● **STATED PROBLEM**:
Your task is to write out the complete listing exactly as it is shown.

● **SUPPLIED DATA**:
┄┄┄┄┄┄┄┄┄┄
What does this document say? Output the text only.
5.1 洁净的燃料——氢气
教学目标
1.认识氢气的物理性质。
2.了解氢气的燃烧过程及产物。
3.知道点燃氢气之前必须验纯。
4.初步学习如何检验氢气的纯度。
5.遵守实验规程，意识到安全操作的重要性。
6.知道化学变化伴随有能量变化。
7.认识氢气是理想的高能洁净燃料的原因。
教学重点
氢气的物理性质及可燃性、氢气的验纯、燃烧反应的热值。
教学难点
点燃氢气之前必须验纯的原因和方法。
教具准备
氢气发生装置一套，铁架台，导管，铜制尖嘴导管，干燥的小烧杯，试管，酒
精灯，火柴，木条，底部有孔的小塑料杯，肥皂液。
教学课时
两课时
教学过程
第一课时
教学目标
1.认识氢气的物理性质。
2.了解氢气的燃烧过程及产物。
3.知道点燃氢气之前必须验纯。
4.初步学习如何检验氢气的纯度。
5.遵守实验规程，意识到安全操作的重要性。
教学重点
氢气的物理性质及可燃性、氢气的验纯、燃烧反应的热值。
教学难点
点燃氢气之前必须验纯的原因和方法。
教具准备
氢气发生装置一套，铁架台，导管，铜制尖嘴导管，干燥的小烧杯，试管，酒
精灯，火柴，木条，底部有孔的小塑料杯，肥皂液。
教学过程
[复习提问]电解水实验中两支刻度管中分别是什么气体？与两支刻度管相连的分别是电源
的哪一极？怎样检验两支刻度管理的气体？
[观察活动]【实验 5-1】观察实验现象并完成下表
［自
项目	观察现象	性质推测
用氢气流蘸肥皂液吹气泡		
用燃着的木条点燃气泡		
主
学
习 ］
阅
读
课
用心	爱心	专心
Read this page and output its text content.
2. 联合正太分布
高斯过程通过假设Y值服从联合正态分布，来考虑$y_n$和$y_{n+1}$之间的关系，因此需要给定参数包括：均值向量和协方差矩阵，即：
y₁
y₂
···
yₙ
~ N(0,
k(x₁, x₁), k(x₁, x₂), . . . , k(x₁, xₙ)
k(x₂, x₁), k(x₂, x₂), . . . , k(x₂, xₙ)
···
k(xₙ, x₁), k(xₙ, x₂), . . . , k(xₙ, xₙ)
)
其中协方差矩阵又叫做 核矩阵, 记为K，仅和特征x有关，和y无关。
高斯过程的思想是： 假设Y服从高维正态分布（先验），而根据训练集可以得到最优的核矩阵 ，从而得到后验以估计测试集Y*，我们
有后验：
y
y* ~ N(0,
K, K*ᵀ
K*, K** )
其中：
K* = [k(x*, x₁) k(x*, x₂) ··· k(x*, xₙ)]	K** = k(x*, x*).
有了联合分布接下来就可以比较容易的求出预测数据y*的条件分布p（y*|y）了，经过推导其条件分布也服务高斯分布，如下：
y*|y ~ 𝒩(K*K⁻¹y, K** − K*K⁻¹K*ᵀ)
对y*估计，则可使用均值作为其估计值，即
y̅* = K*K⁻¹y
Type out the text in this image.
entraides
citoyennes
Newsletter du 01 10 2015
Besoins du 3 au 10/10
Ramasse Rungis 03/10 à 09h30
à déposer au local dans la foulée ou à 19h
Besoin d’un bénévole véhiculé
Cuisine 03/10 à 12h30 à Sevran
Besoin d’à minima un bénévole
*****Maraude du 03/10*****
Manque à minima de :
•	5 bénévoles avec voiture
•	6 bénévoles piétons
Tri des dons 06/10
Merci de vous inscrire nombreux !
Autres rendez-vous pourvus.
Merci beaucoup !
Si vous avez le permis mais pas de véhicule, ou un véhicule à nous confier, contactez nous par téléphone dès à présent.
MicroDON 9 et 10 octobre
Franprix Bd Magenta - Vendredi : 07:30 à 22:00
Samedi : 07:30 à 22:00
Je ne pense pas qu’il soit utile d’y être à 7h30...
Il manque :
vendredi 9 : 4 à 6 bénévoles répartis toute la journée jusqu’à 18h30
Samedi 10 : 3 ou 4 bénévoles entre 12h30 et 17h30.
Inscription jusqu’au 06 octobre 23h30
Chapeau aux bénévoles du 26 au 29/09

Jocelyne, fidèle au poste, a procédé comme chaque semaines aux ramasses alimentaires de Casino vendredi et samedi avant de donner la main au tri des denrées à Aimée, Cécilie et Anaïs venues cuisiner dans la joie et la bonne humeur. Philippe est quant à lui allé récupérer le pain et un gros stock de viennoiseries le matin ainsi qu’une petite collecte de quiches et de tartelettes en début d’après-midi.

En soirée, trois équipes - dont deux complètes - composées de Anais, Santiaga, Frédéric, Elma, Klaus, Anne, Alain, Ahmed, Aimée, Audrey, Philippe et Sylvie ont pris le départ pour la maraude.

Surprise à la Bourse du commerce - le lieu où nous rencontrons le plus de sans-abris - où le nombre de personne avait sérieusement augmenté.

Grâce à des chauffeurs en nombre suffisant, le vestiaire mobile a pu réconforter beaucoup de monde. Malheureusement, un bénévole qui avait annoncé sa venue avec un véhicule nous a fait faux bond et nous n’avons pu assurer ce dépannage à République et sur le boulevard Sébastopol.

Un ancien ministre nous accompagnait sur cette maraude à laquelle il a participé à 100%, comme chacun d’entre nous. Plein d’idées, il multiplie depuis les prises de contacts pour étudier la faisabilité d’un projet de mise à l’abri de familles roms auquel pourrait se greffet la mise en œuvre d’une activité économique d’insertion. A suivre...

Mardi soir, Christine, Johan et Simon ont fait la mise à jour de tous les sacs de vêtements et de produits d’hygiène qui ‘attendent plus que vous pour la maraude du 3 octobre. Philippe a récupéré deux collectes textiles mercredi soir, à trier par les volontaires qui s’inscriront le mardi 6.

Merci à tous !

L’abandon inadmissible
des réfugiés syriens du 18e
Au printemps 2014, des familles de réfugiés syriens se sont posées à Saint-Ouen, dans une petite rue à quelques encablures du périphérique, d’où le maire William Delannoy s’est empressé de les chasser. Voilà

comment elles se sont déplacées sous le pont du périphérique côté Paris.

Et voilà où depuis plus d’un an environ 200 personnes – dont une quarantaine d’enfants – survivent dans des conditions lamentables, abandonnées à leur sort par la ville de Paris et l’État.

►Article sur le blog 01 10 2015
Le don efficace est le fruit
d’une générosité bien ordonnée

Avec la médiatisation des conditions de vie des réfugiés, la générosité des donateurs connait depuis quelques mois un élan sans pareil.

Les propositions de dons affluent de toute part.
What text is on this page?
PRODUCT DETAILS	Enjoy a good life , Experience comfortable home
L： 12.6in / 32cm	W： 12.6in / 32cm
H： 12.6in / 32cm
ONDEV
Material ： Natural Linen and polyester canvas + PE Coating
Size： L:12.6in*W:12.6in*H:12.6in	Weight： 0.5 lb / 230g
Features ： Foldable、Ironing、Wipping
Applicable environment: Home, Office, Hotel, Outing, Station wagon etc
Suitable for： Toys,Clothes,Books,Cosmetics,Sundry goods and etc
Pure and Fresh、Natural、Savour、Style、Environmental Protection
┄┄┄┄┄┄┄┄┄┄
● **CORRECT OUTPUT**:
What does this document say? Output the text only.
5.1 洁净的燃料——氢气
教学目标
1.认识氢气的物理性质。
2.了解氢气的燃烧过程及产物。
3.知道点燃氢气之前必须验纯。
4.初步学习如何检验氢气的纯度。
5.遵守实验规程，意识到安全操作的重要性。
6.知道化学变化伴随有能量变化。
7.认识氢气是理想的高能洁净燃料的原因。
教学重点
氢气的物理性质及可燃性、氢气的验纯、燃烧反应的热值。
教学难点
点燃氢气之前必须验纯的原因和方法。
教具准备
氢气发生装置一套，铁架台，导管，铜制尖嘴导管，干燥的小烧杯，试管，酒
精灯，火柴，木条，底部有孔的小塑料杯，肥皂液。
教学课时
两课时
教学过程
第一课时
教学目标
1.认识氢气的物理性质。
2.了解氢气的燃烧过程及产物。
3.知道点燃氢气之前必须验纯。
4.初步学习如何检验氢气的纯度。
5.遵守实验规程，意识到安全操作的重要性。
教学重点
氢气的物理性质及可燃性、氢气的验纯、燃烧反应的热值。
教学难点
点燃氢气之前必须验纯的原因和方法。
教具准备
氢气发生装置一套，铁架台，导管，铜制尖嘴导管，干燥的小烧杯，试管，酒
精灯，火柴，木条，底部有孔的小塑料杯，肥皂液。
教学过程
[复习提问]电解水实验中两支刻度管中分别是什么气体？与两支刻度管相连的分别是电源
的哪一极？怎样检验两支刻度管理的气体？
[观察活动]【实验 5-1】观察实验现象并完成下表
［自
项目	观察现象	性质推测
用氢气流蘸肥皂液吹气泡		
用燃着的木条点燃气泡		
主
学
习 ］
阅
读
课
用心	爱心	专心
Read this page and output its text content.
2. 联合正太分布
高斯过程通过假设Y值服从联合正态分布，来考虑$y_n$和$y_{n+1}$之间的关系，因此需要给定参数包括：均值向量和协方差矩阵，即：
y₁
y₂
···
yₙ
~ N(0,
k(x₁, x₁), k(x₁, x₂), . . . , k(x₁, xₙ)
k(x₂, x₁), k(x₂, x₂), . . . , k(x₂, xₙ)
···
k(xₙ, x₁), k(xₙ, x₂), . . . , k(xₙ, xₙ)
)
其中协方差矩阵又叫做 核矩阵, 记为K，仅和特征x有关，和y无关。
高斯过程的思想是： 假设Y服从高维正态分布（先验），而根据训练集可以得到最优的核矩阵 ，从而得到后验以估计测试集Y*，我们
有后验：
y
y* ~ N(0,
K, K*ᵀ
K*, K** )
其中：
K* = [k(x*, x₁) k(x*, x₂) ··· k(x*, xₙ)]	K** = k(x*, x*).
有了联合分布接下来就可以比较容易的求出预测数据y*的条件分布p（y*|y）了，经过推导其条件分布也服务高斯分布，如下：
y*|y ~ 𝒩(K*K⁻¹y, K** − K*K⁻¹K*ᵀ)
对y*估计，则可使用均值作为其估计值，即
y̅* = K*K⁻¹y
Type out the text in this image.
entraides
citoyennes
Newsletter du 01 10 2015
Besoins du 3 au 10/10
Ramasse Rungis 03/10 à 09h30
à déposer au local dans la foulée ou à 19h
Besoin d’un bénévole véhiculé
Cuisine 03/10 à 12h30 à Sevran
Besoin d’à minima un bénévole
*****Maraude du 03/10*****
Manque à minima de :
•	5 bénévoles avec voiture
•	6 bénévoles piétons
Tri des dons 06/10
Merci de vous inscrire nombreux !
Autres rendez-vous pourvus.
Merci beaucoup !
Si vous avez le permis mais pas de véhicule, ou un véhicule à nous confier, contactez nous par téléphone dès à présent.
MicroDON 9 et 10 octobre
Franprix Bd Magenta - Vendredi : 07:30 à 22:00
Samedi : 07:30 à 22:00
Je ne pense pas qu’il soit utile d’y être à 7h30...
Il manque :
vendredi 9 : 4 à 6 bénévoles répartis toute la journée jusqu’à 18h30
Samedi 10 : 3 ou 4 bénévoles entre 12h30 et 17h30.
Inscription jusqu’au 06 octobre 23h30
Chapeau aux bénévoles du 26 au 29/09

Jocelyne, fidèle au poste, a procédé comme chaque semaines aux ramasses alimentaires de Casino vendredi et samedi avant de donner la main au tri des denrées à Aimée, Cécilie et Anaïs venues cuisiner dans la joie et la bonne humeur. Philippe est quant à lui allé récupérer le pain et un gros stock de viennoiseries le matin ainsi qu’une petite collecte de quiches et de tartelettes en début d’après-midi.

En soirée, trois équipes - dont deux complètes - composées de Anais, Santiaga, Frédéric, Elma, Klaus, Anne, Alain, Ahmed, Aimée, Audrey, Philippe et Sylvie ont pris le départ pour la maraude.

Surprise à la Bourse du commerce - le lieu où nous rencontrons le plus de sans-abris - où le nombre de personne avait sérieusement augmenté.

Grâce à des chauffeurs en nombre suffisant, le vestiaire mobile a pu réconforter beaucoup de monde. Malheureusement, un bénévole qui avait annoncé sa venue avec un véhicule nous a fait faux bond et nous n’avons pu assurer ce dépannage à République et sur le boulevard Sébastopol.

Un ancien ministre nous accompagnait sur cette maraude à laquelle il a participé à 100%, comme chacun d’entre nous. Plein d’idées, il multiplie depuis les prises de contacts pour étudier la faisabilité d’un projet de mise à l’abri de familles roms auquel pourrait se greffet la mise en œuvre d’une activité économique d’insertion. A suivre...

Mardi soir, Christine, Johan et Simon ont fait la mise à jour de tous les sacs de vêtements et de produits d’hygiène qui ‘attendent plus que vous pour la maraude du 3 octobre. Philippe a récupéré deux collectes textiles mercredi soir, à trier par les volontaires qui s’inscriront le mardi 6.

Merci à tous !

L’abandon inadmissible
des réfugiés syriens du 18e
Au printemps 2014, des familles de réfugiés syriens se sont posées à Saint-Ouen, dans une petite rue à quelques encablures du périphérique, d’où le maire William Delannoy s’est empressé de les chasser. Voilà

comment elles se sont déplacées sous le pont du périphérique côté Paris.

Et voilà où depuis plus d’un an environ 200 personnes – dont une quarantaine d’enfants – survivent dans des conditions lamentables, abandonnées à leur sort par la ville de Paris et l’État.

►Article sur le blog 01 10 2015
Le don efficace est le fruit
d’une générosité bien ordonnée

Avec la médiatisation des conditions de vie des réfugiés, la générosité des donateurs connait depuis quelques mois un élan sans pareil.

Les propositions de dons affluent de toute part.
What text is on this page?
PRODUCT DETAILS	Enjoy a good life , Experience comfortable home
L： 12.6in / 32cm	W： 12.6in / 32cm
H： 12.6in / 32cm
ONDEV
Material ： Natural Linen and polyester canvas + PE Coating
Size： L:12.6in*W:12.6in*H:12.6in	Weight： 0.5 lb / 230g
Features ： Foldable、Ironing、Wipping
Applicable environment: Home, Office, Hotel, Outing, Station wagon etc
Suitable for： Toys,Clothes,Books,Cosmetics,Sundry goods and etc
Pure and Fresh、Natural、Savour、Style、Environmental Protection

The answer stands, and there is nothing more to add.